** Start Data extract **

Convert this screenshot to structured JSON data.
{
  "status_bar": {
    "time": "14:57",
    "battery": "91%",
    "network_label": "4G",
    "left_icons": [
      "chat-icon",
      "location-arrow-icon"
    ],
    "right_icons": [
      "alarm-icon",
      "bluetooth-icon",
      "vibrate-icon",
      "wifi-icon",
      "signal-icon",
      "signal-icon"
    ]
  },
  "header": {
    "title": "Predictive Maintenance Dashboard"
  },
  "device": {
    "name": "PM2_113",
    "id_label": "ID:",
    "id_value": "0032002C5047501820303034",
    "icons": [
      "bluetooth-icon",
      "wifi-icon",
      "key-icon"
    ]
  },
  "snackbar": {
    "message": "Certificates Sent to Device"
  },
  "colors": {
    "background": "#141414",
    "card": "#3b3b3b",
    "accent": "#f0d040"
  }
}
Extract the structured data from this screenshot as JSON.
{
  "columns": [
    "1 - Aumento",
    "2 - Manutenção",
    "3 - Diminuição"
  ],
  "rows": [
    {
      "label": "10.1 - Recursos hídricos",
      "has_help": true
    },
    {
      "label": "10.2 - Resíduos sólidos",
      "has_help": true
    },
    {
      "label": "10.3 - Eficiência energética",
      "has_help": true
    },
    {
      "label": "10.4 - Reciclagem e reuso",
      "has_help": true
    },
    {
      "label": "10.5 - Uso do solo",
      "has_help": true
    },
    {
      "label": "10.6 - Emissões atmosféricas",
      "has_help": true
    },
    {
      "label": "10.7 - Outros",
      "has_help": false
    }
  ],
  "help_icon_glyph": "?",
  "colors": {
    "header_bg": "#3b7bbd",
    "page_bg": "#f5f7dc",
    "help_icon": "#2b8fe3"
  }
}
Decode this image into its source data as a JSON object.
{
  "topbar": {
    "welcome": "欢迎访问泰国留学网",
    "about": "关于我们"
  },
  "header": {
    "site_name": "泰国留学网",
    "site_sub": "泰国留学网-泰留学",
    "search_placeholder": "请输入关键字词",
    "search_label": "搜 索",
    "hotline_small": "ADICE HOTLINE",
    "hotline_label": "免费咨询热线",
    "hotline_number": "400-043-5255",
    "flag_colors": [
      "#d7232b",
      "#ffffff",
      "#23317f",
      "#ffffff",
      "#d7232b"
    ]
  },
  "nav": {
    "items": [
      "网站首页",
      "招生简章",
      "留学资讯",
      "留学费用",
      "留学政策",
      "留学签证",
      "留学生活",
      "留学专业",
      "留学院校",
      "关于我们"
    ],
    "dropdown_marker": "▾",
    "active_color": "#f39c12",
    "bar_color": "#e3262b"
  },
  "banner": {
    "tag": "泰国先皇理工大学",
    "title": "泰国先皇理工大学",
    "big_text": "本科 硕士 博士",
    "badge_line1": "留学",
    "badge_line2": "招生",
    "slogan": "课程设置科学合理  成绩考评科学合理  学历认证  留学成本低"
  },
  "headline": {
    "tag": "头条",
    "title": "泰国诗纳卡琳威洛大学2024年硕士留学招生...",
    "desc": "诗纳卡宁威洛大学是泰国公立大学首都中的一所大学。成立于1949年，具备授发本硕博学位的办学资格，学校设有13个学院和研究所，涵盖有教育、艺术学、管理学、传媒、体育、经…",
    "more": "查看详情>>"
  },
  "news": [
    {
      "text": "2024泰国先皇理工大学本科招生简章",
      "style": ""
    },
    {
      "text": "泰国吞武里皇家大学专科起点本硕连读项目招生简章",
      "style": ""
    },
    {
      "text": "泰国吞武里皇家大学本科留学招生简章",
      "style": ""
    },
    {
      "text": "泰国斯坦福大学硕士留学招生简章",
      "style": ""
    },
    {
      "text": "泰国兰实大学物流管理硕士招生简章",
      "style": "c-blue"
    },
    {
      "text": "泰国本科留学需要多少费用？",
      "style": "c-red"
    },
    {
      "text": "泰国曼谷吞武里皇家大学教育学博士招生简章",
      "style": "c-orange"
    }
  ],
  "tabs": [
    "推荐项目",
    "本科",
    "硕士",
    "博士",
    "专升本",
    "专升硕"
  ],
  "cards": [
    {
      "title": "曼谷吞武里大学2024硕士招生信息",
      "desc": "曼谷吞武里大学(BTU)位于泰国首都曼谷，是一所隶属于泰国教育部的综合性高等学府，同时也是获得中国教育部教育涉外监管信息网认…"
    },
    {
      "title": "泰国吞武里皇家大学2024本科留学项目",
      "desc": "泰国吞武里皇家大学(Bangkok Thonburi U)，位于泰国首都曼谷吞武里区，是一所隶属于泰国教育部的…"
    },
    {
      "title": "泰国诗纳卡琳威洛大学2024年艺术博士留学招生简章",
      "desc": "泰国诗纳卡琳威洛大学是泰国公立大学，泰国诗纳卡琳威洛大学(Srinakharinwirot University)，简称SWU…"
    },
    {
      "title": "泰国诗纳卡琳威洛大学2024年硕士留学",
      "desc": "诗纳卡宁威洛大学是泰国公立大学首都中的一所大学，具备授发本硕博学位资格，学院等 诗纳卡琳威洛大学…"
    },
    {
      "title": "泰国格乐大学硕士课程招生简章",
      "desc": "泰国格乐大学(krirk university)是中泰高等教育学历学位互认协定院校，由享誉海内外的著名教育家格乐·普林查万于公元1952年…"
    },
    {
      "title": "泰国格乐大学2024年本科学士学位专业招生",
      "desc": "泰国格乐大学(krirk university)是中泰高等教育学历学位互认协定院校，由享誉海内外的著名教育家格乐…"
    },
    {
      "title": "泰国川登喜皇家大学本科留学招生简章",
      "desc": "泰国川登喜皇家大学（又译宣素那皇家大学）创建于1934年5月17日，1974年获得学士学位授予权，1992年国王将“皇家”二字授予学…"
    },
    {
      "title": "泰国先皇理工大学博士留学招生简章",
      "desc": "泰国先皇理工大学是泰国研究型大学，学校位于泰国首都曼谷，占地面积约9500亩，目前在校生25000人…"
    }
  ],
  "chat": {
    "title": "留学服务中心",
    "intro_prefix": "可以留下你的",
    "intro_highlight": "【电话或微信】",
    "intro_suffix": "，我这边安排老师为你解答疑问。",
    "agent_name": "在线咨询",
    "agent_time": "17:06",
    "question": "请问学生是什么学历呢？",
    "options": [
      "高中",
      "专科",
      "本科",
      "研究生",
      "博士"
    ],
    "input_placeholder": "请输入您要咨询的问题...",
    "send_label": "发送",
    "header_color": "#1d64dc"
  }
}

** End Data extract **

## Task to carry out
Repeat the preceding lines exactly, please, every one of them.

## Task solution
Convert this screenshot to structured JSON data.
{
  "status_bar": {
    "time": "14:57",
    "battery": "91%",
    "network_label": "4G",
    "left_icons": [
      "chat-icon",
      "location-arrow-icon"
    ],
    "right_icons": [
      "alarm-icon",
      "bluetooth-icon",
      "vibrate-icon",
      "wifi-icon",
      "signal-icon",
      "signal-icon"
    ]
  },
  "header": {
    "title": "Predictive Maintenance Dashboard"
  },
  "device": {
    "name": "PM2_113",
    "id_label": "ID:",
    "id_value": "0032002C5047501820303034",
    "icons": [
      "bluetooth-icon",
      "wifi-icon",
      "key-icon"
    ]
  },
  "snackbar": {
    "message": "Certificates Sent to Device"
  },
  "colors": {
    "background": "#141414",
    "card": "#3b3b3b",
    "accent": "#f0d040"
  }
}
Extract the structured data from this screenshot as JSON.
{
  "columns": [
    "1 - Aumento",
    "2 - Manutenção",
    "3 - Diminuição"
  ],
  "rows": [
    {
      "label": "10.1 - Recursos hídricos",
      "has_help": true
    },
    {
      "label": "10.2 - Resíduos sólidos",
      "has_help": true
    },
    {
      "label": "10.3 - Eficiência energética",
      "has_help": true
    },
    {
      "label": "10.4 - Reciclagem e reuso",
      "has_help": true
    },
    {
      "label": "10.5 - Uso do solo",
      "has_help": true
    },
    {
      "label": "10.6 - Emissões atmosféricas",
      "has_help": true
    },
    {
      "label": "10.7 - Outros",
      "has_help": false
    }
  ],
  "help_icon_glyph": "?",
  "colors": {
    "header_bg": "#3b7bbd",
    "page_bg": "#f5f7dc",
    "help_icon": "#2b8fe3"
  }
}
Decode this image into its source data as a JSON object.
{
  "topbar": {
    "welcome": "欢迎访问泰国留学网",
    "about": "关于我们"
  },
  "header": {
    "site_name": "泰国留学网",
    "site_sub": "泰国留学网-泰留学",
    "search_placeholder": "请输入关键字词",
    "search_label": "搜 索",
    "hotline_small": "ADICE HOTLINE",
    "hotline_label": "免费咨询热线",
    "hotline_number": "400-043-5255",
    "flag_colors": [
      "#d7232b",
      "#ffffff",
      "#23317f",
      "#ffffff",
      "#d7232b"
    ]
  },
  "nav": {
    "items": [
      "网站首页",
      "招生简章",
      "留学资讯",
      "留学费用",
      "留学政策",
      "留学签证",
      "留学生活",
      "留学专业",
      "留学院校",
      "关于我们"
    ],
    "dropdown_marker": "▾",
    "active_color": "#f39c12",
    "bar_color": "#e3262b"
  },
  "banner": {
    "tag": "泰国先皇理工大学",
    "title": "泰国先皇理工大学",
    "big_text": "本科 硕士 博士",
    "badge_line1": "留学",
    "badge_line2": "招生",
    "slogan": "课程设置科学合理  成绩考评科学合理  学历认证  留学成本低"
  },
  "headline": {
    "tag": "头条",
    "title": "泰国诗纳卡琳威洛大学2024年硕士留学招生...",
    "desc": "诗纳卡宁威洛大学是泰国公立大学首都中的一所大学。成立于1949年，具备授发本硕博学位的办学资格，学校设有13个学院和研究所，涵盖有教育、艺术学、管理学、传媒、体育、经…",
    "more": "查看详情>>"
  },
  "news": [
    {
      "text": "2024泰国先皇理工大学本科招生简章",
      "style": ""
    },
    {
      "text": "泰国吞武里皇家大学专科起点本硕连读项目招生简章",
      "style": ""
    },
    {
      "text": "泰国吞武里皇家大学本科留学招生简章",
      "style": ""
    },
    {
      "text": "泰国斯坦福大学硕士留学招生简章",
      "style": ""
    },
    {
      "text": "泰国兰实大学物流管理硕士招生简章",
      "style": "c-blue"
    },
    {
      "text": "泰国本科留学需要多少费用？",
      "style": "c-red"
    },
    {
      "text": "泰国曼谷吞武里皇家大学教育学博士招生简章",
      "style": "c-orange"
    }
  ],
  "tabs": [
    "推荐项目",
    "本科",
    "硕士",
    "博士",
    "专升本",
    "专升硕"
  ],
  "cards": [
    {
      "title": "曼谷吞武里大学2024硕士招生信息",
      "desc": "曼谷吞武里大学(BTU)位于泰国首都曼谷，是一所隶属于泰国教育部的综合性高等学府，同时也是获得中国教育部教育涉外监管信息网认…"
    },
    {
      "title": "泰国吞武里皇家大学2024本科留学项目",
      "desc": "泰国吞武里皇家大学(Bangkok Thonburi U)，位于泰国首都曼谷吞武里区，是一所隶属于泰国教育部的…"
    },
    {
      "title": "泰国诗纳卡琳威洛大学2024年艺术博士留学招生简章",
      "desc": "泰国诗纳卡琳威洛大学是泰国公立大学，泰国诗纳卡琳威洛大学(Srinakharinwirot University)，简称SWU…"
    },
    {
      "title": "泰国诗纳卡琳威洛大学2024年硕士留学",
      "desc": "诗纳卡宁威洛大学是泰国公立大学首都中的一所大学，具备授发本硕博学位资格，学院等 诗纳卡琳威洛大学…"
    },
    {
      "title": "泰国格乐大学硕士课程招生简章",
      "desc": "泰国格乐大学(krirk university)是中泰高等教育学历学位互认协定院校，由享誉海内外的著名教育家格乐·普林查万于公元1952年…"
    },
    {
      "title": "泰国格乐大学2024年本科学士学位专业招生",
      "desc": "泰国格乐大学(krirk university)是中泰高等教育学历学位互认协定院校，由享誉海内外的著名教育家格乐…"
    },
    {
      "title": "泰国川登喜皇家大学本科留学招生简章",
      "desc": "泰国川登喜皇家大学（又译宣素那皇家大学）创建于1934年5月17日，1974年获得学士学位授予权，1992年国王将“皇家”二字授予学…"
    },
    {
      "title": "泰国先皇理工大学博士留学招生简章",
      "desc": "泰国先皇理工大学是泰国研究型大学，学校位于泰国首都曼谷，占地面积约9500亩，目前在校生25000人…"
    }
  ],
  "chat": {
    "title": "留学服务中心",
    "intro_prefix": "可以留下你的",
    "intro_highlight": "【电话或微信】",
    "intro_suffix": "，我这边安排老师为你解答疑问。",
    "agent_name": "在线咨询",
    "agent_time": "17:06",
    "question": "请问学生是什么学历呢？",
    "options": [
      "高中",
      "专科",
      "本科",
      "研究生",
      "博士"
    ],
    "input_placeholder": "请输入您要咨询的问题...",
    "send_label": "发送",
    "header_color": "#1d64dc"
  }
}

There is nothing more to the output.